Tally the lines in the listing below that include "label". Answer with the count and nothing more.

+++ Material shown

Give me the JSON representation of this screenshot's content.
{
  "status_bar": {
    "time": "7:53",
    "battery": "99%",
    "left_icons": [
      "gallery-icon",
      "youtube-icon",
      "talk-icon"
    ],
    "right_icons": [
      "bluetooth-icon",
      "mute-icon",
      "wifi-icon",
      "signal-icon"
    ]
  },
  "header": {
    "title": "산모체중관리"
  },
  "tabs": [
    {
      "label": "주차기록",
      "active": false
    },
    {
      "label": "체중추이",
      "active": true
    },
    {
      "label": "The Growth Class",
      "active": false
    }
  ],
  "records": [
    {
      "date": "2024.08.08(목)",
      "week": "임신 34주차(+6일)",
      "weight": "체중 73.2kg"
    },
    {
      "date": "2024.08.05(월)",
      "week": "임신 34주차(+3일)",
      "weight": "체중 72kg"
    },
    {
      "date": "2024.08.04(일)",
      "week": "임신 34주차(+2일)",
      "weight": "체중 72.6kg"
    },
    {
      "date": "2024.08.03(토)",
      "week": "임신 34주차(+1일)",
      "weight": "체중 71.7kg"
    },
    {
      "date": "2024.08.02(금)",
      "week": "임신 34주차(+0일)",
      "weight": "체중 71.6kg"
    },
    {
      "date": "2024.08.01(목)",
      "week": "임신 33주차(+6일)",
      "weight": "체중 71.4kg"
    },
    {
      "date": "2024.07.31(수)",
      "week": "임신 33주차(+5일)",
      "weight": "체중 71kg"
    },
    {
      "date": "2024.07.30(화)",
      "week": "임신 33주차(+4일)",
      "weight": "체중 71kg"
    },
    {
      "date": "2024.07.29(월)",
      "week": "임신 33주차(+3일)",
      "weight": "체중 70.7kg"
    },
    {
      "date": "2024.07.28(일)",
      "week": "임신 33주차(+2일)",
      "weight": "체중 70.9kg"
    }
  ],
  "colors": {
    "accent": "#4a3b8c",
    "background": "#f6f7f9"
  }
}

++++++

Task output
3